* _WHAT YOU HAVE TO DO_:
Find the lines that hold the word "document" and return them.

* _DATA TO PROCESS_:
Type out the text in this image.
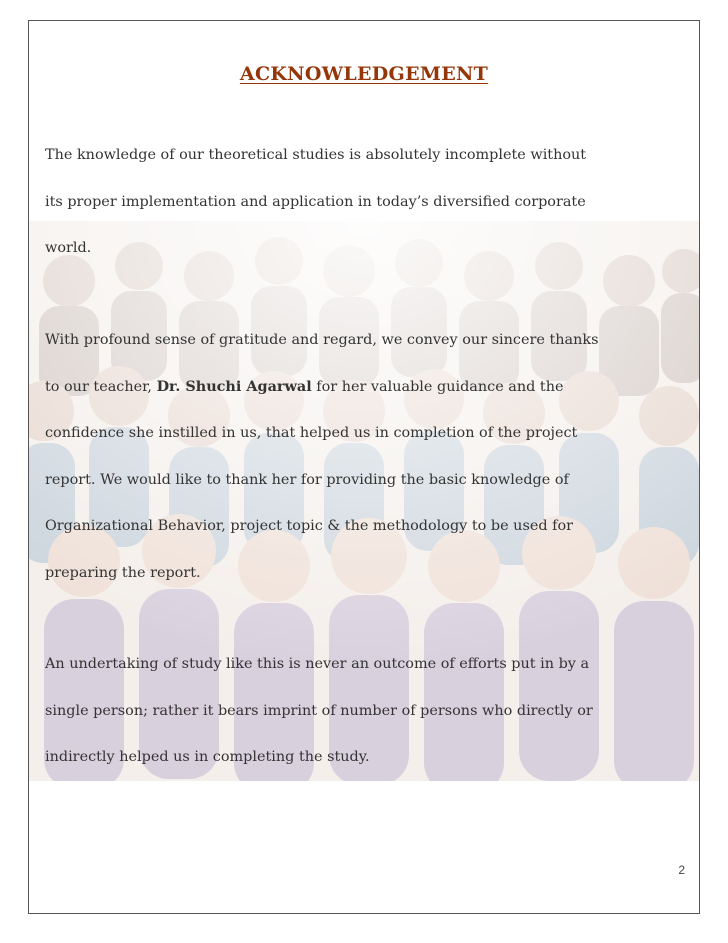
ACKNOWLEDGEMENT

The knowledge of our theoretical studies is absolutely incomplete without
its proper implementation and application in today’s diversified corporate
world.

With profound sense of gratitude and regard, we convey our sincere thanks
to our teacher, Dr. Shuchi Agarwal for her valuable guidance and the
confidence she instilled in us, that helped us in completion of the project
report. We would like to thank her for providing the basic knowledge of
Organizational Behavior, project topic & the methodology to be used for
preparing the report.

An undertaking of study like this is never an outcome of efforts put in by a
single person; rather it bears imprint of number of persons who directly or
indirectly helped us in completing the study.

2
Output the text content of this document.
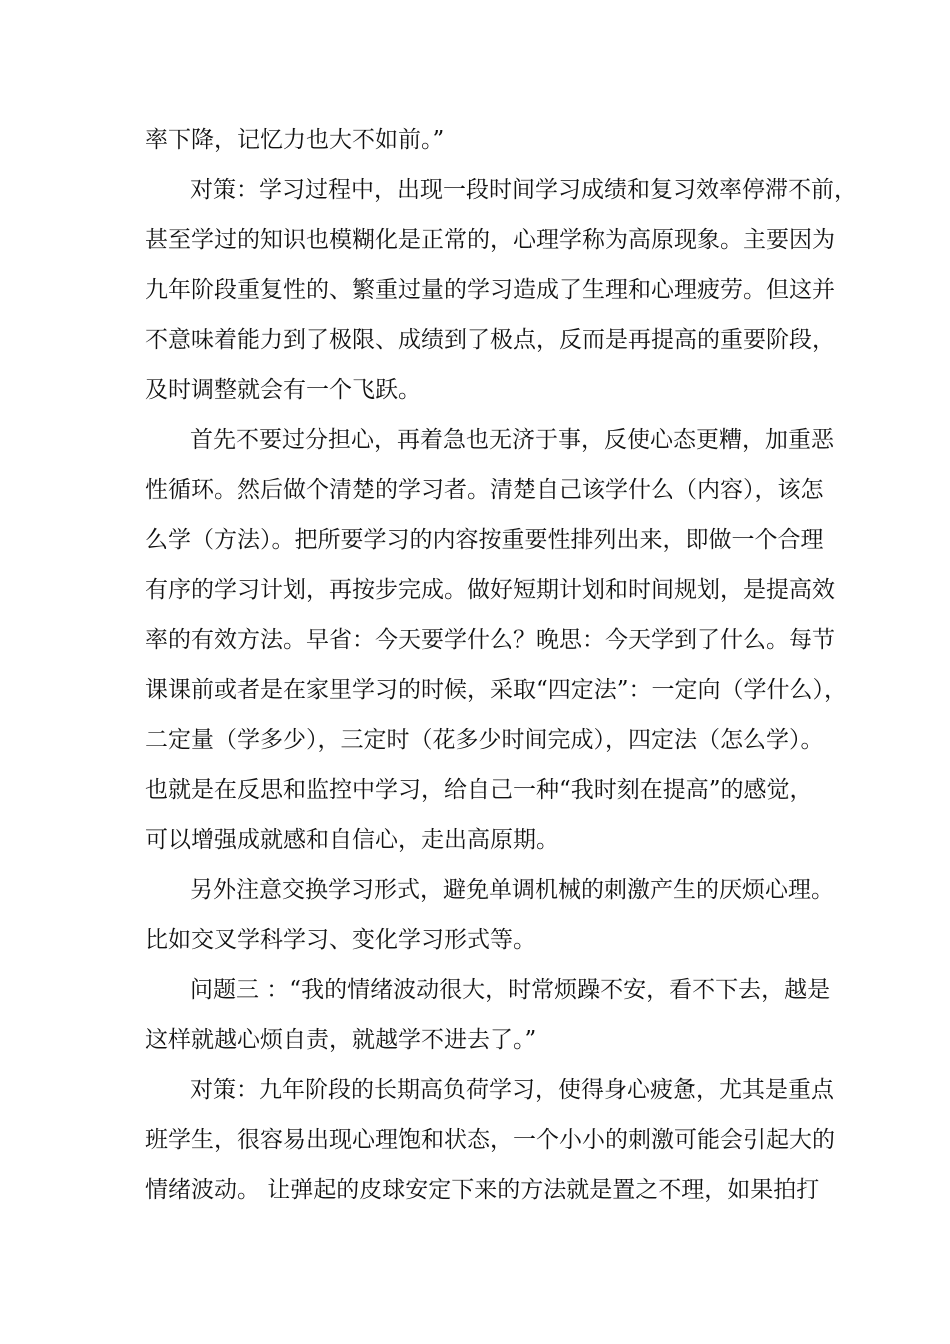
率下降，记忆力也大不如前。”
对策：学习过程中，出现一段时间学习成绩和复习效率停滞不前，
甚至学过的知识也模糊化是正常的，心理学称为高原现象。主要因为
九年阶段重复性的、繁重过量的学习造成了生理和心理疲劳。但这并
不意味着能力到了极限、成绩到了极点，反而是再提高的重要阶段，
及时调整就会有一个飞跃。
首先不要过分担心，再着急也无济于事，反使心态更糟，加重恶
性循环。然后做个清楚的学习者。清楚自己该学什么（内容），该怎
么学（方法）。把所要学习的内容按重要性排列出来，即做一个合理
有序的学习计划，再按步完成。做好短期计划和时间规划，是提高效
率的有效方法。早省：今天要学什么？晚思：今天学到了什么。每节
课课前或者是在家里学习的时候，采取“四定法”：一定向（学什么），
二定量（学多少），三定时（花多少时间完成），四定法（怎么学）。
也就是在反思和监控中学习，给自己一种“我时刻在提高”的感觉，
可以增强成就感和自信心，走出高原期。
另外注意交换学习形式，避免单调机械的刺激产生的厌烦心理。
比如交叉学科学习、变化学习形式等。
问题三 ：“我的情绪波动很大，时常烦躁不安，看不下去，越是
这样就越心烦自责，就越学不进去了。”
对策：九年阶段的长期高负荷学习，使得身心疲惫，尤其是重点
班学生，很容易出现心理饱和状态，一个小小的刺激可能会引起大的
情绪波动。 让弹起的皮球安定下来的方法就是置之不理，如果拍打
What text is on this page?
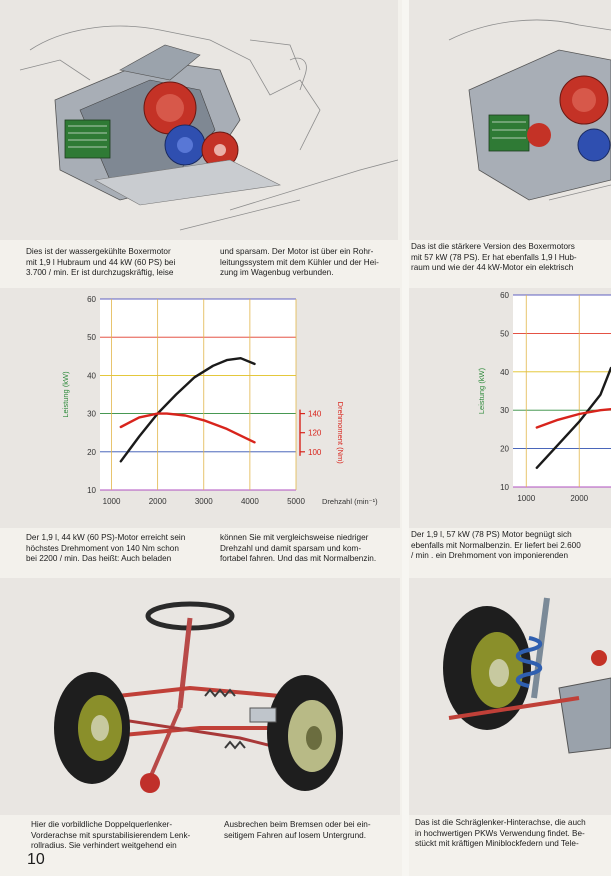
Dies ist der wassergekühlte Boxermotor
mit 1,9 l Hubraum und 44 kW (60 PS) bei
3.700 / min. Er ist durchzugskräftig, leise
und sparsam. Der Motor ist über ein Rohr-
leitungssystem mit dem Kühler und der Hei-
zung im Wagenbug verbunden.
Das ist die stärkere Version des Boxermotors
mit 57 kW (78 PS). Er hat ebenfalls 1,9 l Hub-
raum und wie der 44 kW-Motor ein elektrisch
10
20
30
40
50
60
1000	2000	3000	4000	5000
Leistung (kW)
Drehzahl (min⁻¹)
100
120
140 Drehmoment (Nm)
10
20
30
40
50
60
1000	2000
Leistung (kW)
Der 1,9 l, 44 kW (60 PS)-Motor erreicht sein
höchstes Drehmoment von 140 Nm schon
bei 2200 / min. Das heißt: Auch beladen
können Sie mit vergleichsweise niedriger
Drehzahl und damit sparsam und kom-
fortabel fahren. Und das mit Normalbenzin.
Der 1,9 l, 57 kW (78 PS) Motor begnügt sich
ebenfalls mit Normalbenzin. Er liefert bei 2.600
/ min . ein Drehmoment von imponierenden
Hier die vorbildliche Doppelquerlenker-
Vorderachse mit spurstabilisierendem Lenk-
rollradius. Sie verhindert weitgehend ein
Ausbrechen beim Bremsen oder bei ein-
seitigem Fahren auf losem Untergrund.
Das ist die Schräglenker-Hinterachse, die auch
in hochwertigen PKWs Verwendung findet. Be-
stückt mit kräftigen Miniblockfedern und Tele-
10
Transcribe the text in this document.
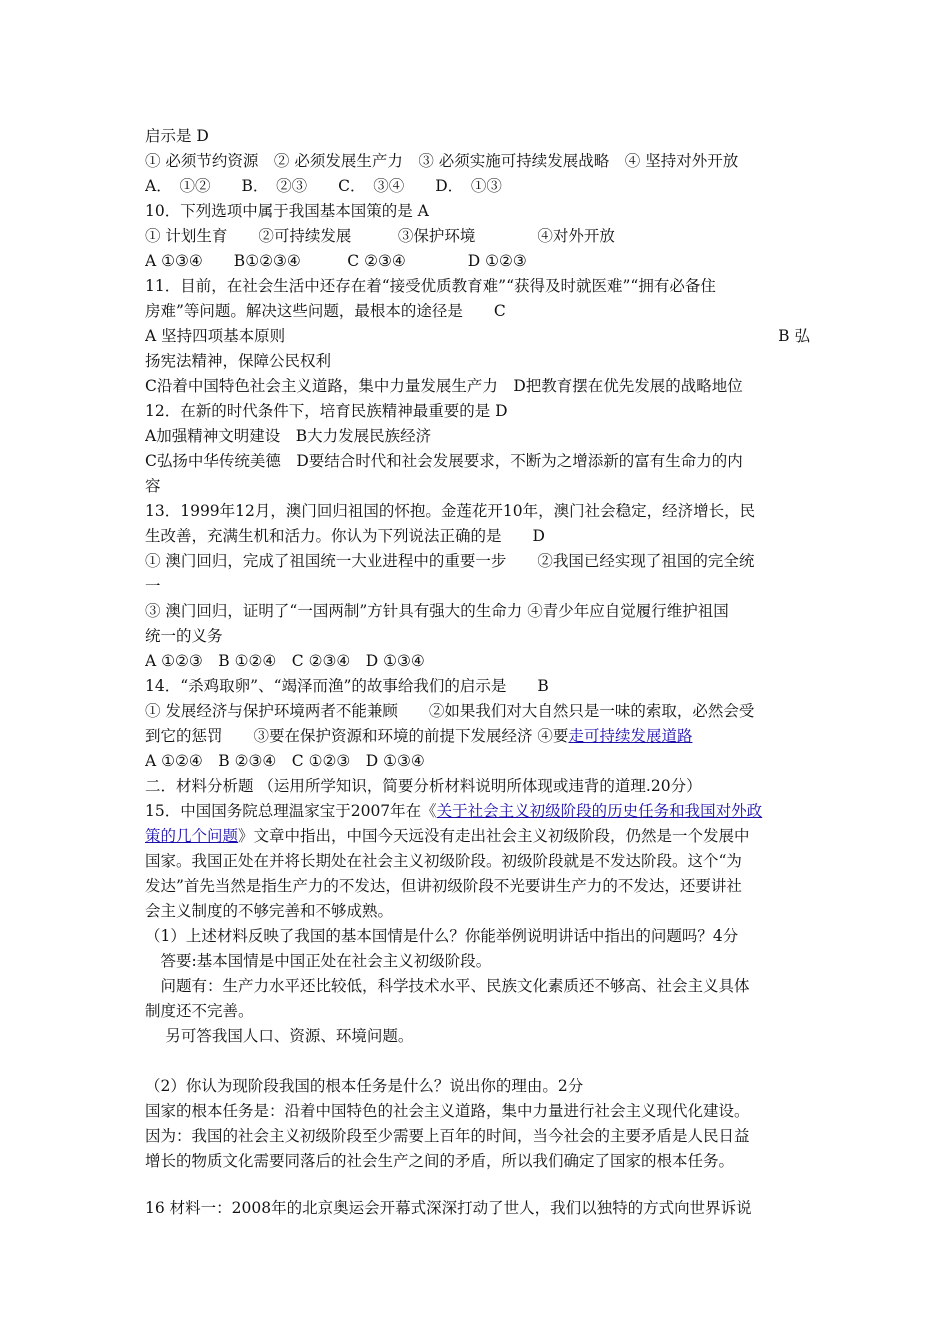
启示是 D
① 必须节约资源　② 必须发展生产力　③ 必须实施可持续发展战略　④ 坚持对外开放
A．　①②　　B．　②③　　C．　③④　　D．　①③
10．下列选项中属于我国基本国策的是 A
① 计划生育　　②可持续发展　　　③保护环境　　　　④对外开放
A ①③④　　B①②③④　　　C ②③④　　　　D ①②③
11．目前，在社会生活中还存在着“接受优质教育难”“获得及时就医难”“拥有必备住
房难”等问题。解决这些问题，最根本的途径是　　C
A 坚持四项基本原则	B 弘
扬宪法精神，保障公民权利
C沿着中国特色社会主义道路，集中力量发展生产力　D把教育摆在优先发展的战略地位
12．在新的时代条件下，培育民族精神最重要的是 D
A加强精神文明建设　B大力发展民族经济
C弘扬中华传统美德　D要结合时代和社会发展要求，不断为之增添新的富有生命力的内
容
13．1999年12月，澳门回归祖国的怀抱。金莲花开10年，澳门社会稳定，经济增长，民
生改善，充满生机和活力。你认为下列说法正确的是　　D
① 澳门回归，完成了祖国统一大业进程中的重要一步　　②我国已经实现了祖国的完全统
一
③ 澳门回归，证明了“一国两制”方针具有强大的生命力 ④青少年应自觉履行维护祖国
统一的义务
A ①②③　B ①②④　C ②③④　D ①③④
14．“杀鸡取卵”、“竭泽而渔”的故事给我们的启示是　　B
① 发展经济与保护环境两者不能兼顾　　②如果我们对大自然只是一味的索取，必然会受
到它的惩罚　　③要在保护资源和环境的前提下发展经济 ④要走可持续发展道路
A ①②④　B ②③④　C ①②③　D ①③④
二．材料分析题 （运用所学知识，简要分析材料说明所体现或违背的道理.20分）
15．中国国务院总理温家宝于2007年在《关于社会主义初级阶段的历史任务和我国对外政
策的几个问题》文章中指出，中国今天远没有走出社会主义初级阶段，仍然是一个发展中
国家。我国正处在并将长期处在社会主义初级阶段。初级阶段就是不发达阶段。这个“为
发达”首先当然是指生产力的不发达，但讲初级阶段不光要讲生产力的不发达，还要讲社
会主义制度的不够完善和不够成熟。
（1）上述材料反映了我国的基本国情是什么？你能举例说明讲话中指出的问题吗？4分
　答要:基本国情是中国正处在社会主义初级阶段。
　问题有：生产力水平还比较低，科学技术水平、民族文化素质还不够高、社会主义具体
制度还不完善。
　 另可答我国人口、资源、环境问题。
（2）你认为现阶段我国的根本任务是什么？说出你的理由。2分
国家的根本任务是：沿着中国特色的社会主义道路，集中力量进行社会主义现代化建设。
因为：我国的社会主义初级阶段至少需要上百年的时间，当今社会的主要矛盾是人民日益
增长的物质文化需要同落后的社会生产之间的矛盾，所以我们确定了国家的根本任务。
16 材料一：2008年的北京奥运会开幕式深深打动了世人，我们以独特的方式向世界诉说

* _EXERCISE RESPONSE_:
Output the text content of this document.
Transcribe the text in this document.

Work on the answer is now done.